Data shown –
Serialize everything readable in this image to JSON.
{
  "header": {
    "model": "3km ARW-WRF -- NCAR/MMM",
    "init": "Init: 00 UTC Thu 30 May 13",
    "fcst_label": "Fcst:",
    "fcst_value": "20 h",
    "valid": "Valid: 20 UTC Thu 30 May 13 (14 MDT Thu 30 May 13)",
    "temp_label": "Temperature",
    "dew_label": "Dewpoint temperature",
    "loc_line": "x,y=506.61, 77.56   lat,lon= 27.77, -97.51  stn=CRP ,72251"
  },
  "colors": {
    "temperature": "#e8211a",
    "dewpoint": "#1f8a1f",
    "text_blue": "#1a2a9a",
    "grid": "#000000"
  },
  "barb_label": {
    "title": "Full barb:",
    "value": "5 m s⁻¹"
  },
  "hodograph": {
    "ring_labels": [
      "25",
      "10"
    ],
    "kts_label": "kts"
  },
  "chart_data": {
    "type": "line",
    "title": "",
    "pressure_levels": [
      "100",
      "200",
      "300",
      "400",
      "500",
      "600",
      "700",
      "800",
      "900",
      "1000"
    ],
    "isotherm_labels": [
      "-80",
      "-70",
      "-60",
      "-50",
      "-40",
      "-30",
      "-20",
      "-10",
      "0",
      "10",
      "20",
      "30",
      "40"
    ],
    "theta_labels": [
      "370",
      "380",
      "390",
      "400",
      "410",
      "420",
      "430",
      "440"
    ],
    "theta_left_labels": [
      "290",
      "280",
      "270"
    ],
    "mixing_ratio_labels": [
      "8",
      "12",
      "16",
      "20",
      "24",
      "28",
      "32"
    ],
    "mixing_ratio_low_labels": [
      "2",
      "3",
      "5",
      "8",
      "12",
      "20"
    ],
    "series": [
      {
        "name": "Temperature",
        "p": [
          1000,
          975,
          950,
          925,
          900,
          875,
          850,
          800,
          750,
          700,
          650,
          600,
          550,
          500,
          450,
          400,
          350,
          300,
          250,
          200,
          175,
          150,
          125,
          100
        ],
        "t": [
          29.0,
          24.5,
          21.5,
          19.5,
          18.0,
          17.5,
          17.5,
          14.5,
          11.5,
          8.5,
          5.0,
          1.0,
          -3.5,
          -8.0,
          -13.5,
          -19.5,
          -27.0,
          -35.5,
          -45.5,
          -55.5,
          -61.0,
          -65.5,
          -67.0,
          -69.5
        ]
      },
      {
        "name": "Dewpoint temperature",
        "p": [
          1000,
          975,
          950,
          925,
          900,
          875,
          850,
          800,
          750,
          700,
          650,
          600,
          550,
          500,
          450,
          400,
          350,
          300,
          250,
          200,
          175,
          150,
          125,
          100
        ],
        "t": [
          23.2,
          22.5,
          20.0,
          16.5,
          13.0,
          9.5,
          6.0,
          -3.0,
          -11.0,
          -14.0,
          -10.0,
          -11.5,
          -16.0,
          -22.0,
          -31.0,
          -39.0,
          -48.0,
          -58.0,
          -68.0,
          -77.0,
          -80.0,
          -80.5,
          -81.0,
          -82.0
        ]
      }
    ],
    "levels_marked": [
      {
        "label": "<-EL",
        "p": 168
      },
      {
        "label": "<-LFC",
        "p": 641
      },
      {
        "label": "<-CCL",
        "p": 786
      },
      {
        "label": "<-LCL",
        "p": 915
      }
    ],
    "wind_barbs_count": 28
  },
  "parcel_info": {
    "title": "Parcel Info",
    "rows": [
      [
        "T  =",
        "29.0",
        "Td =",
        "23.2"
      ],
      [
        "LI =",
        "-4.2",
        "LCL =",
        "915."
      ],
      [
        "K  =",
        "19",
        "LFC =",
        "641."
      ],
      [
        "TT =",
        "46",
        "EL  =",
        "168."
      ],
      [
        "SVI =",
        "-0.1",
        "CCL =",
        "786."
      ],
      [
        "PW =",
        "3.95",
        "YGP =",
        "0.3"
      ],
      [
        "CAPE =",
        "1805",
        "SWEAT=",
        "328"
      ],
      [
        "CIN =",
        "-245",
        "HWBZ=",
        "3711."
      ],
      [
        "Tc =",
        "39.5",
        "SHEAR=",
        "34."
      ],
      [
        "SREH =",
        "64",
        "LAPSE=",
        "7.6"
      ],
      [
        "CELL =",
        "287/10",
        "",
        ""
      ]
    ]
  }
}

---

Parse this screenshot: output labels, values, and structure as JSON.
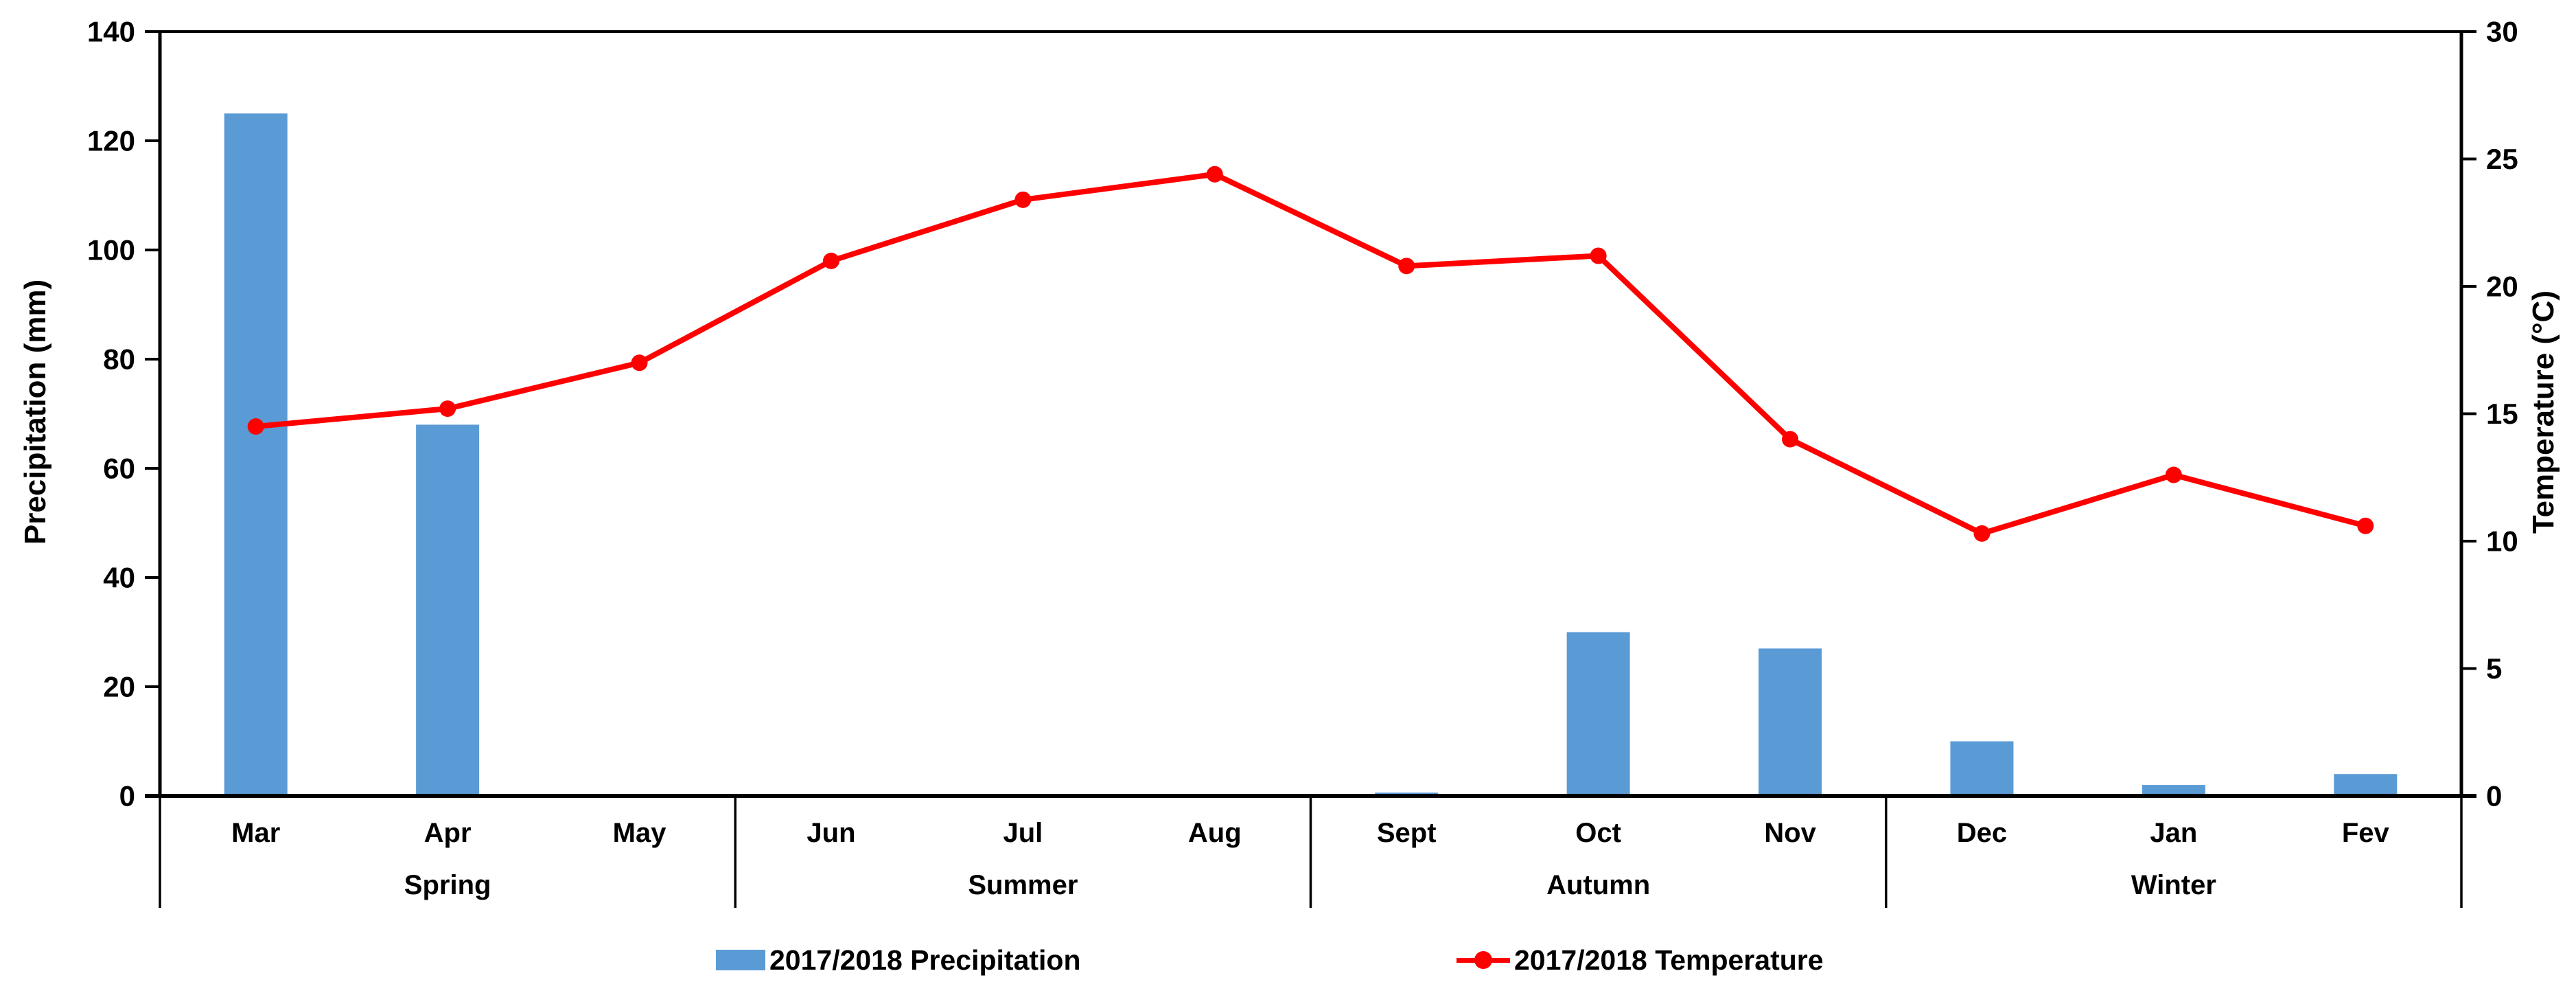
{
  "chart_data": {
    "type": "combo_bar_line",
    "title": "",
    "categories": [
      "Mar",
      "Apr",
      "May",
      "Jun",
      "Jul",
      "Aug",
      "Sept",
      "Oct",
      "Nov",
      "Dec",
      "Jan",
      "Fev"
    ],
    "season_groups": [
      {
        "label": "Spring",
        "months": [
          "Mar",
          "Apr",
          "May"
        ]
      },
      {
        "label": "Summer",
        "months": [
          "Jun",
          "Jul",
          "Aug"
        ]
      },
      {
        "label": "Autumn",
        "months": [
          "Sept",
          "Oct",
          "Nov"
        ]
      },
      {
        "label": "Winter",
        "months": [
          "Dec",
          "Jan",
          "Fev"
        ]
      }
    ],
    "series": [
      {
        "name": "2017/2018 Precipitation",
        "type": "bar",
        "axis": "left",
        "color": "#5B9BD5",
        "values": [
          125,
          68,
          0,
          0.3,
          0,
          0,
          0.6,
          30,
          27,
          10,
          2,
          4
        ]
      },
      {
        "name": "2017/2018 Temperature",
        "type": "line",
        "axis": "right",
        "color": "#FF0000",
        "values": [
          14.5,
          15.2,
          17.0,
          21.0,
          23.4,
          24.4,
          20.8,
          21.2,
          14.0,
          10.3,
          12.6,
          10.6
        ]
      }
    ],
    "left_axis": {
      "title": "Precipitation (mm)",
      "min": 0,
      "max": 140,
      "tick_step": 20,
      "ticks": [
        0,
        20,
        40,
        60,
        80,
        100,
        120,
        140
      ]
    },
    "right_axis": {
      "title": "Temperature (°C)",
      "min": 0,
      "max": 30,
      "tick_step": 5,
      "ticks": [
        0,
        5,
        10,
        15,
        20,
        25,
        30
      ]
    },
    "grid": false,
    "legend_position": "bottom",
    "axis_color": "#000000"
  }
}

Exercise aim – Filter the listing for the word "type" and copy every line that holds it.

Solution to the exercise –
    "type": "line",
    "type": "combo_bar_line",
        "type": "bar",
        "type": "line",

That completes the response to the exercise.